Please read the excerpt on colonial Peru and answer this: how many colonists survived the tempest that struck the expedition sent to settle on the Strait of Magellan?

* EXCERPTED TEXT
────────────────────

But the zeal of the viceroy went farther than the royal mandate intended, and over-reached itself in the execution of an Inca chief, who had assumed the masca paicha on the death of Inca Manco’s son, and who, according to the viceroy, constantly stimulated among the Indians a spirit of revolt, which might break out in open insurrection at any moment. The Inca had refused to consider any offer as the price of his claim to royalty, and the viceroy ordered him to be seized and put to death, in spite of the intercession of the bishop, the municipal council and other notable authorities of Cuzco. When Toledo returned to Spain, expecting the thanks of his sovereign for the services he had rendered the Crown in twelve years of arduous labor under the most adverse conditions, Philip II. greeted the aged cavalier coldly and requested him to withdraw from court, saying, “I did not send you to Peru to kill Kings, but to serve Kings.” Yet the Viceroy Toledo has been called the Solon of Peru, for the wisdom displayed in his government. During his administration, the colony made wonderful progress in wealth and culture, and the “royal fifth” was greater than it had ever been before. The Spanish monarchs apparently did not esteem very highly the sacrifices made by their discoverers, conquerors and pioneers of authority, who contributed to the sovereign possessions so handsomely, by the annexation of a continent, the gift of a houseful of gold, and the collection of “royal fifths” large enough to pay for building the Invincible Armada!
During the last year of the Viceroy Toledo’s rule, the port of Callao was sacked by the English corsair, Sir Francis Drake; and in order to avoid a repetition of such a catastrophe, the viceroy fitted out ships and sent his pilot Sarmiento to explore the Pacific Coast as far as the Strait of Magellan; Sarmiento recommended the fortification of the Strait and the establishment of a colony, for which preparations were being made at the time of Toledo’s return to Spain. Upon his departure, Don Martin Enriquez, a former viceroy of Mexico, was appointed to the vacant post, but he died after two years, the affairs of the colony being left in charge of the Real Audiencia of Lima for two years, when the Count del Villar Don Pardo was named viceroy.
The expedition which was sent out by Spain to form a colony on the shore of the Strait of Magellan, encountered a fierce tempest and only eighteen of the colonists survived. Their leader abandoned them to join the first pirate ships that appeared, which were those of Cavendish, following in the track of Drake, though with less success, as the Pacific ports were better protected than they had been eight years before. But if the pirates took little treasure, their departure was soon followed by the appearance of an epidemic of smallpox, which wrought terrible havoc in the colony. Whole families and even towns were destroyed by the plague, the fields remained uncultivated, the cattle neglected, even the mines were abandoned, the horrors of famine being added to those of the plague. This was in the year that witnessed the defeat of the “Invincible Armada,” a catastrophe that brought in its train many others for the proud monarch of Spain, whose power was no longer in the ascendant among the arbiters of European destiny, as it had been when he was crowned king. But, although Peru suffered much from the plague, the natural riches of the country were so abundant that the worst effects soon disappeared and prosperity reigned, more flourishing than ever. The viceroy did all in his power to promote the best interests of the colony, though his humane laws made him many enemies. He prohibited the forcing of mitayos to do excessive labor and to live in unhealthy localities, and forbade the treating of yanaconas (Indians who carried burdens) as slaves. During his administration the king accorded to graduates of the University of San Marcos in Lima honors and privileges equal to those of Salamanca, the great centre of learning in Spain.

────────────────────

* Saved entries
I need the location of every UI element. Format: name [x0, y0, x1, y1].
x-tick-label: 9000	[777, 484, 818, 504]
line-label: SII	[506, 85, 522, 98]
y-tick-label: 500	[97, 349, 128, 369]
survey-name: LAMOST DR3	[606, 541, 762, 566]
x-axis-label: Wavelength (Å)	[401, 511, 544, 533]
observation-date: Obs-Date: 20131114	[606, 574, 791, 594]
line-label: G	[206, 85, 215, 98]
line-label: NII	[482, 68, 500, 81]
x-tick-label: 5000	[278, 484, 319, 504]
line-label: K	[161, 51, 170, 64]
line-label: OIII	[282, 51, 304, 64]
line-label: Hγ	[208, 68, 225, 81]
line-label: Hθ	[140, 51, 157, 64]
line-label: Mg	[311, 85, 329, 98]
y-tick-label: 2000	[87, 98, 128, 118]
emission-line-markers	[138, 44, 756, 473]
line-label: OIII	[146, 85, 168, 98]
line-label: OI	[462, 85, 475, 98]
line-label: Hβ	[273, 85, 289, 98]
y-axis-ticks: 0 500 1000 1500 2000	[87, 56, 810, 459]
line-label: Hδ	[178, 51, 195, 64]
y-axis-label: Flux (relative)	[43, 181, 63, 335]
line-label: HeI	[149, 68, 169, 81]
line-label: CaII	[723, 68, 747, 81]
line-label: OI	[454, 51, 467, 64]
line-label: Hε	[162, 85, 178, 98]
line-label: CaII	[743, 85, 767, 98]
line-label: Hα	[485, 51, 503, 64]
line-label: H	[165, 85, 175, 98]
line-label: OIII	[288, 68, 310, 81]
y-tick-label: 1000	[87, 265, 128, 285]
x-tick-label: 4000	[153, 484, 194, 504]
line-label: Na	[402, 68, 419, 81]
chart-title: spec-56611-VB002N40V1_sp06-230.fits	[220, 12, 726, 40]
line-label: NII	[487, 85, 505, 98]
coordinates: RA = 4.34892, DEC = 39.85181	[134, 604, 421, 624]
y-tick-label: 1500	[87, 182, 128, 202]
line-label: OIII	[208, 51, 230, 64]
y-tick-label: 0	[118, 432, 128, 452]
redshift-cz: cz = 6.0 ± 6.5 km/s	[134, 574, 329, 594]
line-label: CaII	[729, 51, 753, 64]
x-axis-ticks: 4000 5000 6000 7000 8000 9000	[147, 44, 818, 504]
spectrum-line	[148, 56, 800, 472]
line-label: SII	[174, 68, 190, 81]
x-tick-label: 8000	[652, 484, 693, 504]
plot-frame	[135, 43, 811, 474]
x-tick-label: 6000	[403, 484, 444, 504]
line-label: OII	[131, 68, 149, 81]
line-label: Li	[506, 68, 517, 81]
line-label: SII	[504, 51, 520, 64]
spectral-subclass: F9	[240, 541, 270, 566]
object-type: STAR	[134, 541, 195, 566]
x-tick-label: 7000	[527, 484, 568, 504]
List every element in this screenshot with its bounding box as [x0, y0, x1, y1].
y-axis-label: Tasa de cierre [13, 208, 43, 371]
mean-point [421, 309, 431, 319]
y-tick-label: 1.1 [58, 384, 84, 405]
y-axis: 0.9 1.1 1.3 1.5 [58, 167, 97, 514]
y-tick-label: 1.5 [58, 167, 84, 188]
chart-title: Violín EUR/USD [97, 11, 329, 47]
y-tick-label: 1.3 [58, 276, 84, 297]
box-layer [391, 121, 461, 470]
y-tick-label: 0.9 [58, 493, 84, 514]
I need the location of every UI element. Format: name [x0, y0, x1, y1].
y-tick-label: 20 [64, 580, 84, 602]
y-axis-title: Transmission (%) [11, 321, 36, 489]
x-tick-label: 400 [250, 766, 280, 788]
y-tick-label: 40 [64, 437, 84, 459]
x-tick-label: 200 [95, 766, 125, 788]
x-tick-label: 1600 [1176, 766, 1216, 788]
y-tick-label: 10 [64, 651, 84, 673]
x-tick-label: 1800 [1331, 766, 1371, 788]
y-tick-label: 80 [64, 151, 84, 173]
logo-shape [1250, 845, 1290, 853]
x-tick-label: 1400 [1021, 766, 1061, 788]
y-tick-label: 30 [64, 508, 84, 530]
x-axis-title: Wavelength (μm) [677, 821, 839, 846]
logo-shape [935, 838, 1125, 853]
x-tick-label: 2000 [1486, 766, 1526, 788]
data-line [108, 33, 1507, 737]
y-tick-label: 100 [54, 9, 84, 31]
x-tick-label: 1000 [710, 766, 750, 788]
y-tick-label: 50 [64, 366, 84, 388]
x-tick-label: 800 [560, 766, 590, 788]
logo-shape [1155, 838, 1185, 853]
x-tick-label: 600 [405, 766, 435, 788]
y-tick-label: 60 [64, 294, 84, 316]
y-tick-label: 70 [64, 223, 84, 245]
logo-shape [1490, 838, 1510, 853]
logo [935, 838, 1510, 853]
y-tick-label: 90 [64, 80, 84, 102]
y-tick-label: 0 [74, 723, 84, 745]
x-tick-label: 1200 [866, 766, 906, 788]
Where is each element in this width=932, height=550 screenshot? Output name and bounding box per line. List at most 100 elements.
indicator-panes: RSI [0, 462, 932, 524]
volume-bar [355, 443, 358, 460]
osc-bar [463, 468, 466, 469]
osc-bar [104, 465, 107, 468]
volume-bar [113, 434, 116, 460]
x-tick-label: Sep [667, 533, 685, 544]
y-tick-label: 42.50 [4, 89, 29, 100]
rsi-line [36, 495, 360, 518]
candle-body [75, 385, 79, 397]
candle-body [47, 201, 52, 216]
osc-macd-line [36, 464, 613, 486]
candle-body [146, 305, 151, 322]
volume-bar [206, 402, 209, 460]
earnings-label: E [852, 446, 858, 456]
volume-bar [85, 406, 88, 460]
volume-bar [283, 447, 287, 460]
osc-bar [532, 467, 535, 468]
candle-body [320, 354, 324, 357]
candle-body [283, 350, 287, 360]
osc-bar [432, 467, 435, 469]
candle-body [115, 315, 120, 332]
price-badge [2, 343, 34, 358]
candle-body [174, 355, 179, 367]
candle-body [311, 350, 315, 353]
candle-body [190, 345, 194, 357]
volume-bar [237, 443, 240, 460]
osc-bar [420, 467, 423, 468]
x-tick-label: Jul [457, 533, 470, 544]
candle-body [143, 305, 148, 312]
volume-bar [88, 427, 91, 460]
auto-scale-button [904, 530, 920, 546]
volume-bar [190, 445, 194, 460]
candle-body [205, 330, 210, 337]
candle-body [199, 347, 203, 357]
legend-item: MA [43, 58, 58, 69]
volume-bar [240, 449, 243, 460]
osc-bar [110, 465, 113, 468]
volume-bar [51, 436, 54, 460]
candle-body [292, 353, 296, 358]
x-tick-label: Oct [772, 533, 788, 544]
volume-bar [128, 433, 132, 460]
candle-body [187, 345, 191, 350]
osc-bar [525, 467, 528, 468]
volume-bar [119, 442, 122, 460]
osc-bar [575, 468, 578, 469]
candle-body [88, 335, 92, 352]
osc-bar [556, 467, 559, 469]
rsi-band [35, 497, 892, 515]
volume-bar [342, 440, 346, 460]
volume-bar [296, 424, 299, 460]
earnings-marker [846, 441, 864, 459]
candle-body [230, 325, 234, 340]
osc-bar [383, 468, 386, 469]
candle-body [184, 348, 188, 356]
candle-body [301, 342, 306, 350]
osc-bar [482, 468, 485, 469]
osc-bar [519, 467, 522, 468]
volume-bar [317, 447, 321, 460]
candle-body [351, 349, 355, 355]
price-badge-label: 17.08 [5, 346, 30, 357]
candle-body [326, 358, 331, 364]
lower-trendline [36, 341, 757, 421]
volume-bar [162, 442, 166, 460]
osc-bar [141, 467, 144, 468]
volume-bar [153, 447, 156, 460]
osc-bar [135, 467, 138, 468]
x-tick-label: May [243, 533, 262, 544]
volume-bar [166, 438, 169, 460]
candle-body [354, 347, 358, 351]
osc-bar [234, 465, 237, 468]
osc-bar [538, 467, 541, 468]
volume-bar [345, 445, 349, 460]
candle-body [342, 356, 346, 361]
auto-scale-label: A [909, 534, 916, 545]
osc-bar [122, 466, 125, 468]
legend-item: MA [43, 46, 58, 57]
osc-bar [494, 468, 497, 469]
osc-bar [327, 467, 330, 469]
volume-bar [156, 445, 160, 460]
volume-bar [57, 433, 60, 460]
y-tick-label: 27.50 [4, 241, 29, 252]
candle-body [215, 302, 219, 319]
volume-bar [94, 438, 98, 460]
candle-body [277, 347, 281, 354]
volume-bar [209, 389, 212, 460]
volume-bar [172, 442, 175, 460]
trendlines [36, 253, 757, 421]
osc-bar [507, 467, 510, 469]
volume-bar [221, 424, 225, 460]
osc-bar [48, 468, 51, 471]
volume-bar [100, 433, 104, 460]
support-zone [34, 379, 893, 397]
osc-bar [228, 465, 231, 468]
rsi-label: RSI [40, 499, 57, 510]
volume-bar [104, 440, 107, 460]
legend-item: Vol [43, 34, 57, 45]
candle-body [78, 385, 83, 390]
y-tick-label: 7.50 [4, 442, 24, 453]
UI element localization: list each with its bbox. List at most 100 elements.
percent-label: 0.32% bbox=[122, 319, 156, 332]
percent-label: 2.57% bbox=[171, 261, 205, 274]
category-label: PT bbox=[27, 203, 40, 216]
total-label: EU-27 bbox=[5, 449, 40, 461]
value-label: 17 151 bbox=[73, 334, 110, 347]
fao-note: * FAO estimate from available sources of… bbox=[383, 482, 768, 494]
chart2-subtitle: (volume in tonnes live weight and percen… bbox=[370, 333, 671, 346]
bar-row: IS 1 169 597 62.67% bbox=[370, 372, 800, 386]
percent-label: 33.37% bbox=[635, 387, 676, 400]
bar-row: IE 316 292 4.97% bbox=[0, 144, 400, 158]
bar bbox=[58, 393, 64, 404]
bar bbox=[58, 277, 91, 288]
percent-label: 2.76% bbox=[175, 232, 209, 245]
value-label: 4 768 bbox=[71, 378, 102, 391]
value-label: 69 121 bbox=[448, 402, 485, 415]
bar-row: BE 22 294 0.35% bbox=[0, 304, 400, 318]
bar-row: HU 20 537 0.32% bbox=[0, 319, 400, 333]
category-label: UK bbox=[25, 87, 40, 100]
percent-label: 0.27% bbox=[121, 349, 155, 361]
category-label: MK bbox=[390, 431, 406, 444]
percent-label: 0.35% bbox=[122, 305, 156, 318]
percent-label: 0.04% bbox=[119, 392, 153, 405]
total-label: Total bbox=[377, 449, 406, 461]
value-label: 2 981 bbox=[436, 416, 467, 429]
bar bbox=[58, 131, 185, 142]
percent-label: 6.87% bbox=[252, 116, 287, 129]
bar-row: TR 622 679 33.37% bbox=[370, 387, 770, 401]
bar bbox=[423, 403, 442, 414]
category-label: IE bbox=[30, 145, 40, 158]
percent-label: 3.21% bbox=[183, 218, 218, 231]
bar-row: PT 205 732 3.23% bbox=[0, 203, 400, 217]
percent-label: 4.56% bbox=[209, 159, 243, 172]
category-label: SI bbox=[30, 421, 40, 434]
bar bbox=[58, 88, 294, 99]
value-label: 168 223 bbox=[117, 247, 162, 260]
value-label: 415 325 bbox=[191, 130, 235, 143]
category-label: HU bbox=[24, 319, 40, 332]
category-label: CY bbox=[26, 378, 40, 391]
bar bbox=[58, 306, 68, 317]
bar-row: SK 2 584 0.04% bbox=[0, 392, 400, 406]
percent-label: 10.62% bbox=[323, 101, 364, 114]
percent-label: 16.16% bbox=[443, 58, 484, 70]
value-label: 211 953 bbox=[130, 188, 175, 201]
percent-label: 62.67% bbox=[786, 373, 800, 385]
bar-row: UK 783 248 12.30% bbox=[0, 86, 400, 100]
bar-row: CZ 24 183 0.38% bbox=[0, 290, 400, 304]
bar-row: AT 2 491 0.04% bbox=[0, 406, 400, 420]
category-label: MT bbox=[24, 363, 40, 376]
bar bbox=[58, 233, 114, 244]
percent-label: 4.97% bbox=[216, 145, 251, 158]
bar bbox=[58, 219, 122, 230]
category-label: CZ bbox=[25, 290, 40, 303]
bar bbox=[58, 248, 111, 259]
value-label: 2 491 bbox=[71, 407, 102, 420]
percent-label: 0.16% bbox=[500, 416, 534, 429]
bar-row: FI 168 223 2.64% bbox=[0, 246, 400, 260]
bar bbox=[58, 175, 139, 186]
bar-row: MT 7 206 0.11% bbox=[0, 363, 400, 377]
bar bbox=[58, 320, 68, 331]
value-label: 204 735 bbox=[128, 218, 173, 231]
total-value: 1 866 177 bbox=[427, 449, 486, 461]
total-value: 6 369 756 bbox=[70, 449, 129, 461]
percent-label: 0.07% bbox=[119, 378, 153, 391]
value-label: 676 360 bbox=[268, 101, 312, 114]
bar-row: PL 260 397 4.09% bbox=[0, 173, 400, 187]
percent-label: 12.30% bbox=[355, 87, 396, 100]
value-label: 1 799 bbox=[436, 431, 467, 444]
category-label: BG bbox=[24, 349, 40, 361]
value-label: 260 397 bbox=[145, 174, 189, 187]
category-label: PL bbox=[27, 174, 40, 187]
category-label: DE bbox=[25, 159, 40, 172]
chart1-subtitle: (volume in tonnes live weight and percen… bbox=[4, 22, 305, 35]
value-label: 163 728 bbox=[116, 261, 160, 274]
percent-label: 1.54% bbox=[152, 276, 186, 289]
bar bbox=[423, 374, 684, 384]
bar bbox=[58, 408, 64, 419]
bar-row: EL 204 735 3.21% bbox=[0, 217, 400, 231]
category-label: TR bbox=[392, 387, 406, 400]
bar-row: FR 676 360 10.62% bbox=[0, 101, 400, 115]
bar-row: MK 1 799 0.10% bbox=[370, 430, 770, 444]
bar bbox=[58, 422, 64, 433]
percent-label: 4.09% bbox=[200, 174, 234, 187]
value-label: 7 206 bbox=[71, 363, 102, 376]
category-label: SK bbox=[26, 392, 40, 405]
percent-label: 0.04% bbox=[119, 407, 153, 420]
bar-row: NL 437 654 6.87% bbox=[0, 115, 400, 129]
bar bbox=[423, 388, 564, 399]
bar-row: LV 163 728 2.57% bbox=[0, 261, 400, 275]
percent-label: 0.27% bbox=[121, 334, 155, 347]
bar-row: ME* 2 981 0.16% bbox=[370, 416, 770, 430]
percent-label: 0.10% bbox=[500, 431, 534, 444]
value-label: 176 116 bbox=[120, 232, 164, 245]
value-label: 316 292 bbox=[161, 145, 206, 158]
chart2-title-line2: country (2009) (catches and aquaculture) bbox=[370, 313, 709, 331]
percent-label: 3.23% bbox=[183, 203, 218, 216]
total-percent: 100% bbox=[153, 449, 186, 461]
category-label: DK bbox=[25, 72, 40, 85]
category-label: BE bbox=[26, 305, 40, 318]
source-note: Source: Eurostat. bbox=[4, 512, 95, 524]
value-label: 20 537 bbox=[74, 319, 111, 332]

────────────────────

* EXERCISE ANSWER
Eighteen colonists survived.